INPUT FOR THIS TASK:
::::::::::

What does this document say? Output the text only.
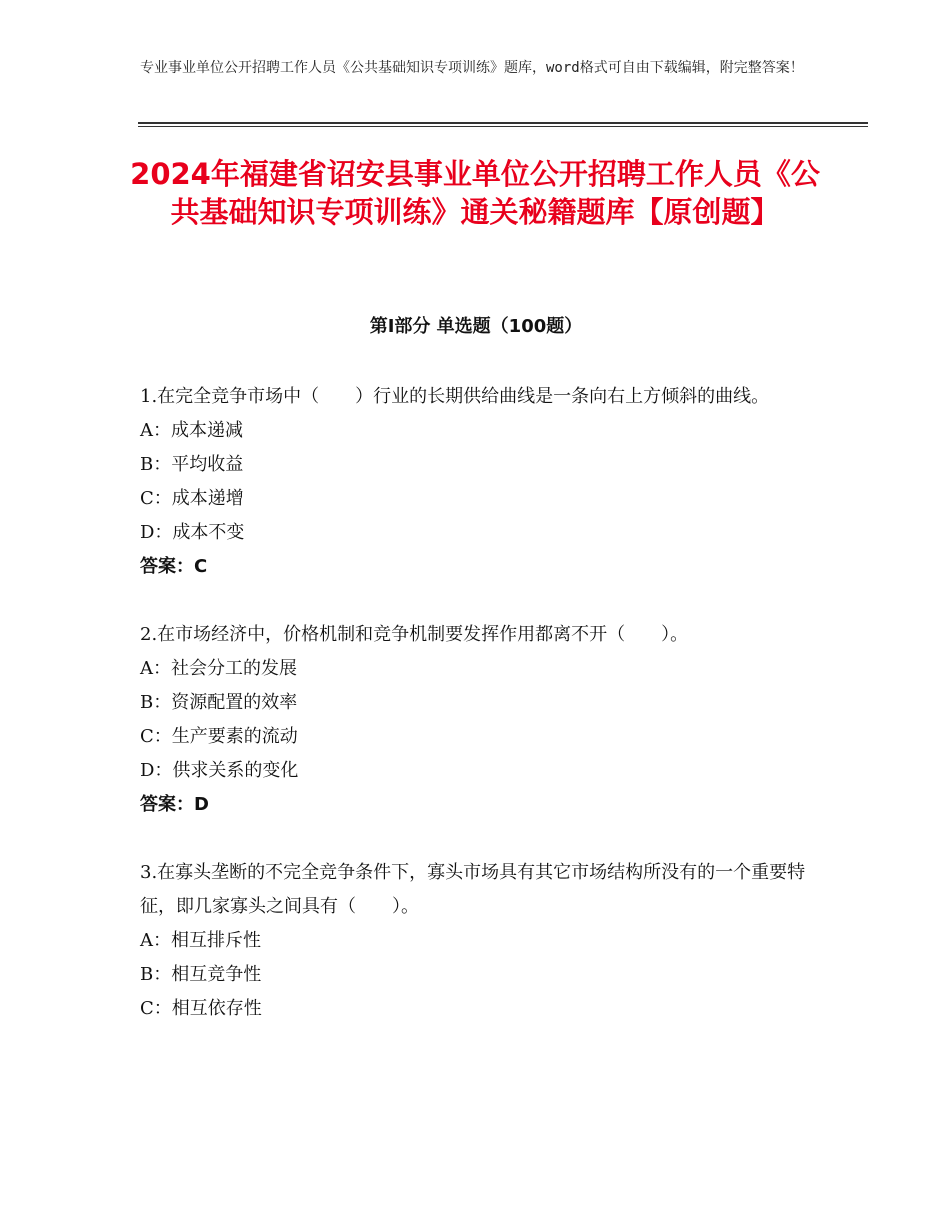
专业事业单位公开招聘工作人员《公共基础知识专项训练》题库，word格式可自由下载编辑，附完整答案！
2024年福建省诏安县事业单位公开招聘工作人员《公共基础知识专项训练》通关秘籍题库【原创题】
第Ⅰ部分 单选题（100题）

1.在完全竞争市场中（　　）行业的长期供给曲线是一条向右上方倾斜的曲线。

A：成本递减

B：平均收益

C：成本递增

D：成本不变

答案：C

2.在市场经济中，价格机制和竞争机制要发挥作用都离不开（　　）。

A：社会分工的发展

B：资源配置的效率

C：生产要素的流动

D：供求关系的变化

答案：D

3.在寡头垄断的不完全竞争条件下，寡头市场具有其它市场结构所没有的一个重要特征，即几家寡头之间具有（　　）。

A：相互排斥性

B：相互竞争性

C：相互依存性
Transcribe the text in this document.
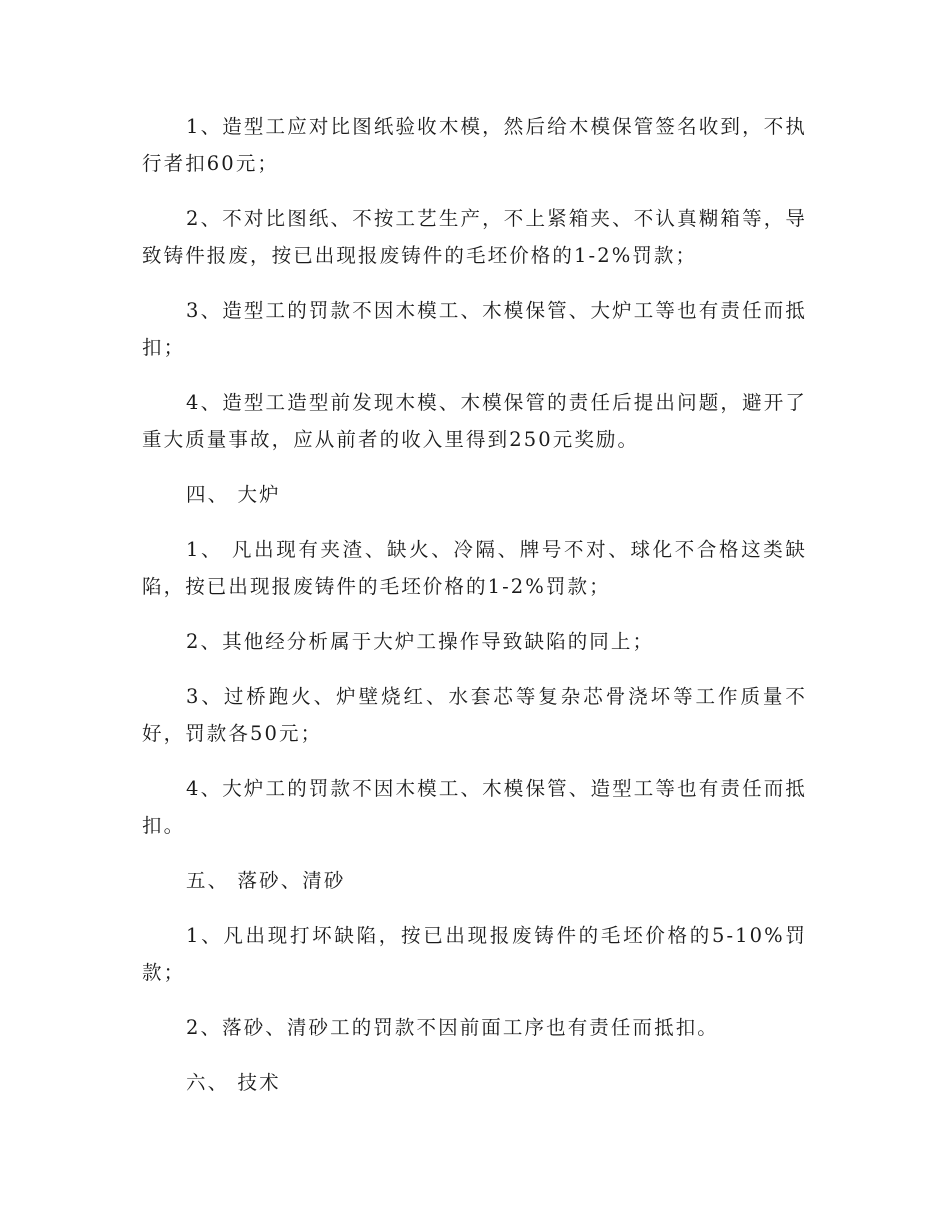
1、造型工应对比图纸验收木模，然后给木模保管签名收到，不执行者扣60元；

2、不对比图纸、不按工艺生产，不上紧箱夹、不认真糊箱等，导致铸件报废，按已出现报废铸件的毛坯价格的1-2%罚款；

3、造型工的罚款不因木模工、木模保管、大炉工等也有责任而抵扣；

4、造型工造型前发现木模、木模保管的责任后提出问题，避开了重大质量事故，应从前者的收入里得到250元奖励。

四、 大炉

1、 凡出现有夹渣、缺火、冷隔、牌号不对、球化不合格这类缺陷，按已出现报废铸件的毛坯价格的1-2%罚款；

2、其他经分析属于大炉工操作导致缺陷的同上；

3、过桥跑火、炉壁烧红、水套芯等复杂芯骨浇坏等工作质量不好，罚款各50元；

4、大炉工的罚款不因木模工、木模保管、造型工等也有责任而抵扣。

五、 落砂、清砂

1、凡出现打坏缺陷，按已出现报废铸件的毛坯价格的5-10%罚款；

2、落砂、清砂工的罚款不因前面工序也有责任而抵扣。

六、 技术
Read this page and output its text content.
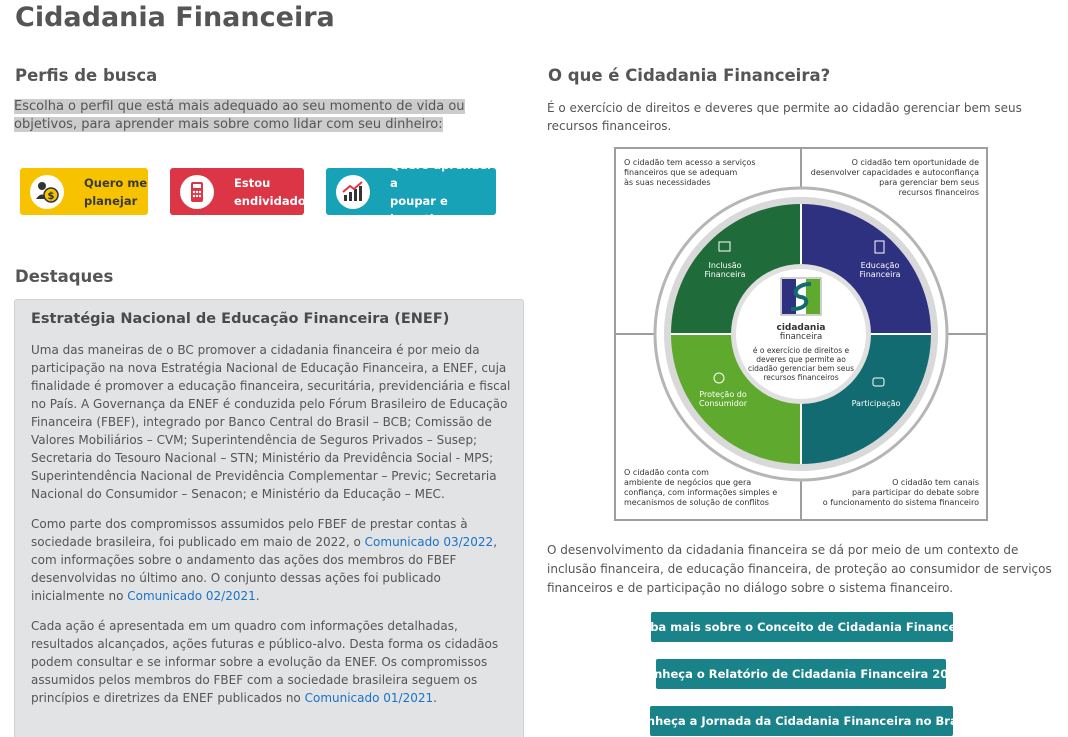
Cidadania Financeira
Perfis de busca
Escolha o perfil que está mais adequado ao seu momento de vida ou objetivos, para aprender mais sobre como lidar com seu dinheiro:
$
Quero me
planejar
Estou
endividado
Quero aprender a
poupar e investir
Destaques
Estratégia Nacional de Educação Financeira (ENEF)

Uma das maneiras de o BC promover a cidadania financeira é por meio da participação na nova Estratégia Nacional de Educação Financeira, a ENEF, cuja finalidade é promover a educação financeira, securitária, previdenciária e fiscal no País. A Governança da ENEF é conduzida pelo Fórum Brasileiro de Educação Financeira (FBEF), integrado por Banco Central do Brasil – BCB; Comissão de Valores Mobiliários – CVM; Superintendência de Seguros Privados – Susep; Secretaria do Tesouro Nacional – STN; Ministério da Previdência Social - MPS; Superintendência Nacional de Previdência Complementar – Previc; Secretaria Nacional do Consumidor – Senacon; e Ministério da Educação – MEC.

Como parte dos compromissos assumidos pelo FBEF de prestar contas à sociedade brasileira, foi publicado em maio de 2022, o Comunicado 03/2022, com informações sobre o andamento das ações dos membros do FBEF desenvolvidas no último ano. O conjunto dessas ações foi publicado inicialmente no Comunicado 02/2021.

Cada ação é apresentada em um quadro com informações detalhadas, resultados alcançados, ações futuras e público-alvo. Desta forma os cidadãos podem consultar e se informar sobre a evolução da ENEF. Os compromissos assumidos pelos membros do FBEF com a sociedade brasileira seguem os princípios e diretrizes da ENEF publicados no Comunicado 01/2021.

O que é Cidadania Financeira?
É o exercício de direitos e deveres que permite ao cidadão gerenciar bem seus recursos financeiros.
O cidadão tem acesso a serviços
financeiros que se adequam
às suas necessidades
O cidadão tem oportunidade de
desenvolver capacidades e autoconfiança
para gerenciar bem seus
recursos financeiros
O cidadão conta com
ambiente de negócios que gera
confiança, com informações simples e
mecanismos de solução de conflitos
O cidadão tem canais
para participar do debate sobre
o funcionamento do sistema financeiro
Inclusão
Financeira
Educação
Financeira
Proteção do
Consumidor	Participação
cidadania
financeira
é o exercício de direitos e
deveres que permite ao
cidadão gerenciar bem seus
recursos financeiros
O desenvolvimento da cidadania financeira se dá por meio de um contexto de inclusão financeira, de educação financeira, de proteção ao consumidor de serviços financeiros e de participação no diálogo sobre o sistema financeiro.
Saiba mais sobre o Conceito de Cidadania Financeira
Conheça o Relatório de Cidadania Financeira 2021
Conheça a Jornada da Cidadania Financeira no Brasil
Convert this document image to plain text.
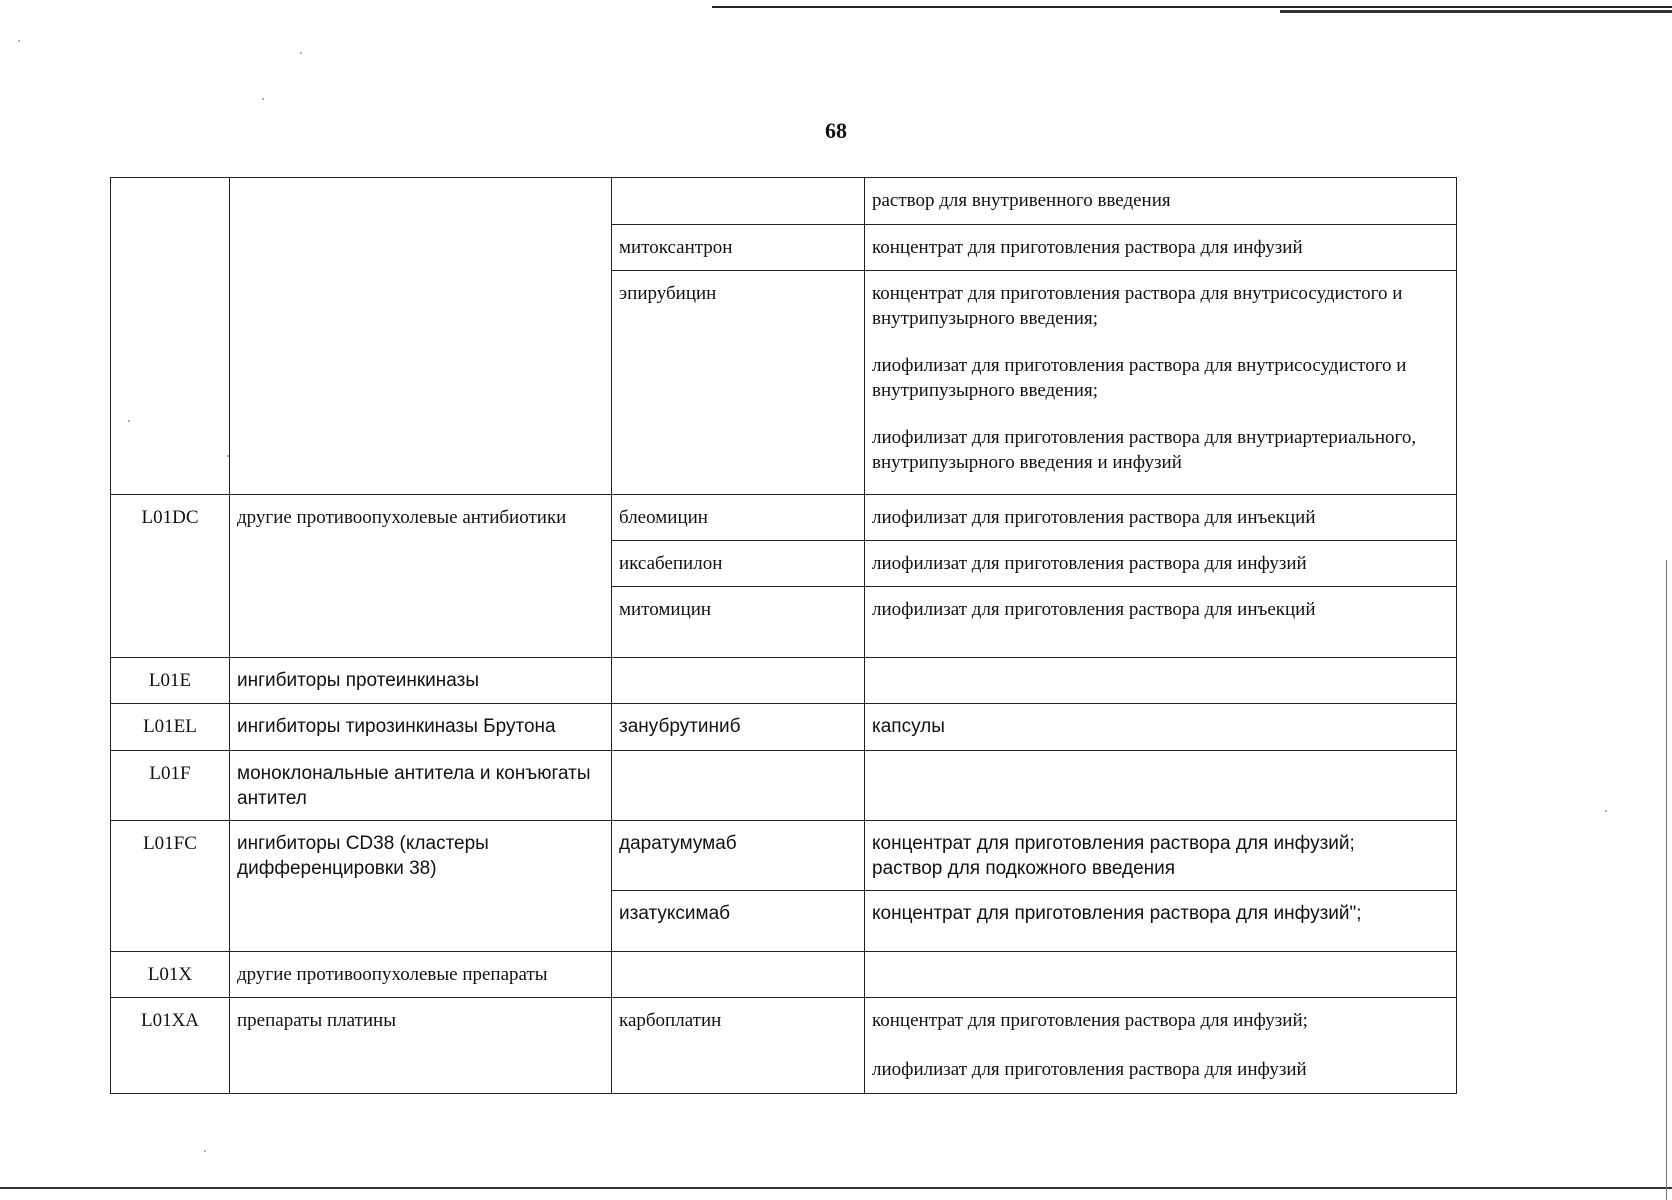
68

			раствор для внутривенного введения

		митоксантрон	концентрат для приготовления раствора для инфузий

		эпирубицин	концентрат для приготовления раствора для внутрисосудистого и внутрипузырного введения;
лиофилизат для приготовления раствора для внутрисосудистого и внутрипузырного введения;
лиофилизат для приготовления раствора для внутриартериального, внутрипузырного введения и инфузий

L01DC	другие противоопухолевые антибиотики	блеомицин	лиофилизат для приготовления раствора для инъекций

		иксабепилон	лиофилизат для приготовления раствора для инфузий

		митомицин	лиофилизат для приготовления раствора для инъекций

L01E	ингибиторы протеинкиназы		
L01EL	ингибиторы тирозинкиназы Брутона	занубрутиниб	капсулы

L01F	моноклональные антитела и конъюгаты антител		
L01FC	ингибиторы CD38 (кластеры дифференцировки 38)	даратумумаб	концентрат для приготовления раствора для инфузий;
раствор для подкожного введения

		изатуксимаб	концентрат для приготовления раствора для инфузий";

L01X	другие противоопухолевые препараты		
L01XA	препараты платины	карбоплатин	концентрат для приготовления раствора для инфузий;
лиофилизат для приготовления раствора для инфузий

::::::::::

EXERCISE DIRECTIONS: Isolate the lines above that contain the word "лиофилизат" and copy them.

CORRECT RESULT:
лиофилизат для приготовления раствора для внутрисосудистого и внутрипузырного введения;
лиофилизат для приготовления раствора для внутриартериального, внутрипузырного введения и инфузий
L01DC	другие противоопухолевые антибиотики	блеомицин	лиофилизат для приготовления раствора для инъекций
		иксабепилон	лиофилизат для приготовления раствора для инфузий
		митомицин	лиофилизат для приготовления раствора для инъекций
лиофилизат для приготовления раствора для инфузий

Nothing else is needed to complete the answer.